▼

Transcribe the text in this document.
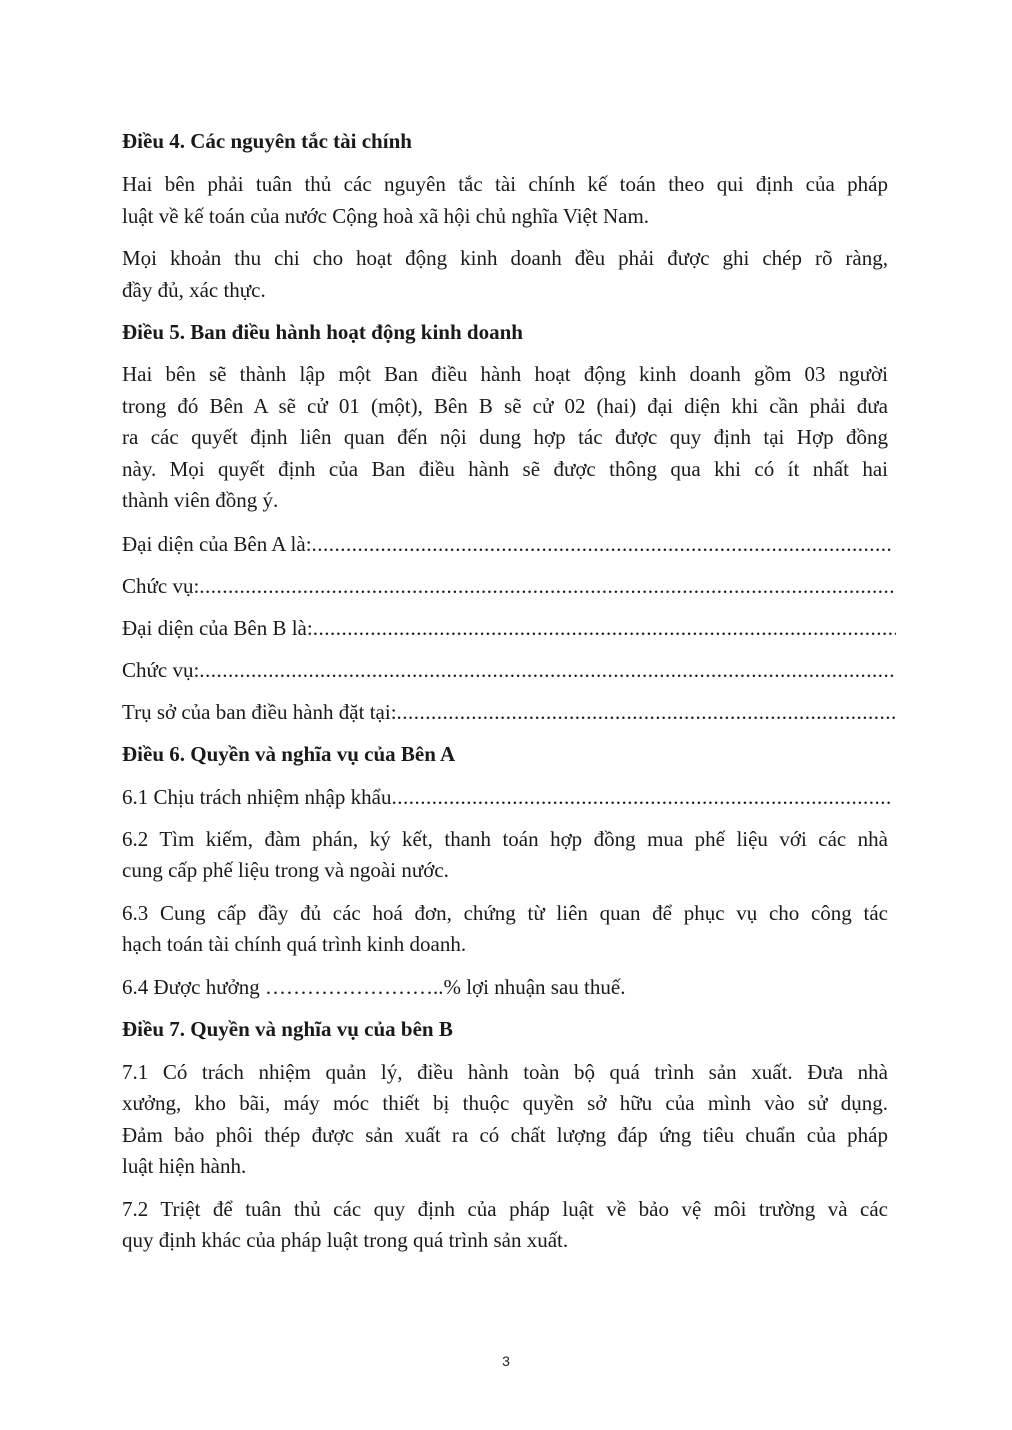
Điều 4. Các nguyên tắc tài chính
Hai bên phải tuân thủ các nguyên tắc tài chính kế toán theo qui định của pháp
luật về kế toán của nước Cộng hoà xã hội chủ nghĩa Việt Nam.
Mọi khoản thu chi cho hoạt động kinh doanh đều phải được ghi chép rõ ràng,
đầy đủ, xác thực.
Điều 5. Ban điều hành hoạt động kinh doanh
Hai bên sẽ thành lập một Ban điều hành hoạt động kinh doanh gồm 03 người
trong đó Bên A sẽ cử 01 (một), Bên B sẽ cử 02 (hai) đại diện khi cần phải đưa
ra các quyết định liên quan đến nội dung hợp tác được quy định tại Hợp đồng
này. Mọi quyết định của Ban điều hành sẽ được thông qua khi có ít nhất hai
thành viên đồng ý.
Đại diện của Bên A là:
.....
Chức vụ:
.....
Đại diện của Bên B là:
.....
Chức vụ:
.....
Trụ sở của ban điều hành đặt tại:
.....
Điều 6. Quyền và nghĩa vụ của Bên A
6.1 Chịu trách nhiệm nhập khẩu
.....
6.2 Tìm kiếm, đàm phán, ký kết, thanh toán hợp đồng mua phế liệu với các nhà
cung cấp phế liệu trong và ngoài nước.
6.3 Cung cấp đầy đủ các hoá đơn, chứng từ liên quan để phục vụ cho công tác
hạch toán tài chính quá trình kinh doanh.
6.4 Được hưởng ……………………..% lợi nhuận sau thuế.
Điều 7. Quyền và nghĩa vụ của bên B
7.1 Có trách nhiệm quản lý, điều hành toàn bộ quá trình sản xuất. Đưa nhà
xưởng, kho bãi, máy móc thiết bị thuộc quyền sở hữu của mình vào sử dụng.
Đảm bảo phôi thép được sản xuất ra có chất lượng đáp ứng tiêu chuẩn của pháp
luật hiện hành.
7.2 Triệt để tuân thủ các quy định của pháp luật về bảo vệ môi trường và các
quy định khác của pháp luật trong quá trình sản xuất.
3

▲
▼

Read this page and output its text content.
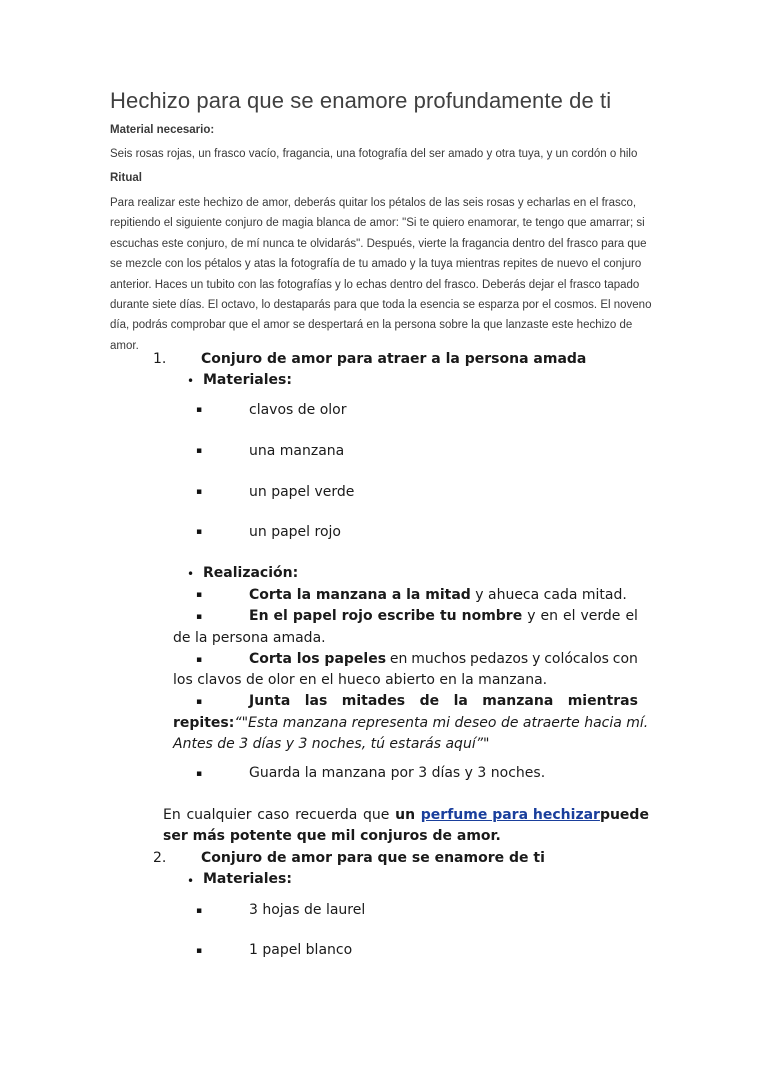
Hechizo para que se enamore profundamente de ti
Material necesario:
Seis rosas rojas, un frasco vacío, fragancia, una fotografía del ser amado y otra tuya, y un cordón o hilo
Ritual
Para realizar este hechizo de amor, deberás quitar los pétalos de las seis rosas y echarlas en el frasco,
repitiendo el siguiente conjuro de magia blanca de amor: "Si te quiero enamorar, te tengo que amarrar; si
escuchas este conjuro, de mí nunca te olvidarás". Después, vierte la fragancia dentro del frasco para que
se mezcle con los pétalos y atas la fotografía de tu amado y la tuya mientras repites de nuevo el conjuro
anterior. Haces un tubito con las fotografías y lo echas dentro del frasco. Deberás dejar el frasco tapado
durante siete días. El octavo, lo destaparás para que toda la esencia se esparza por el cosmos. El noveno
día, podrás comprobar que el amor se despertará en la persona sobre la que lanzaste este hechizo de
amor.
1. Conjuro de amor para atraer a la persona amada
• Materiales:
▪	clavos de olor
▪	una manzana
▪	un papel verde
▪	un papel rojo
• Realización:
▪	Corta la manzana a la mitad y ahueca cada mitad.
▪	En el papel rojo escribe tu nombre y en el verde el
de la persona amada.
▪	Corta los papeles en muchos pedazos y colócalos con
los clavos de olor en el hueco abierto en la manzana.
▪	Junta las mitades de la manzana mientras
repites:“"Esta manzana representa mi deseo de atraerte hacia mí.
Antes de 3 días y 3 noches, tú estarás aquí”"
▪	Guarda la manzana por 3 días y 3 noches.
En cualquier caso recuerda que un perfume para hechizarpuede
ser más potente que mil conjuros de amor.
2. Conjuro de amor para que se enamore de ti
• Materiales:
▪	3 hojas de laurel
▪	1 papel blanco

▲

Say how many lines in the records above hold "pháp", and give no other text.

## FINAL RESULT:
4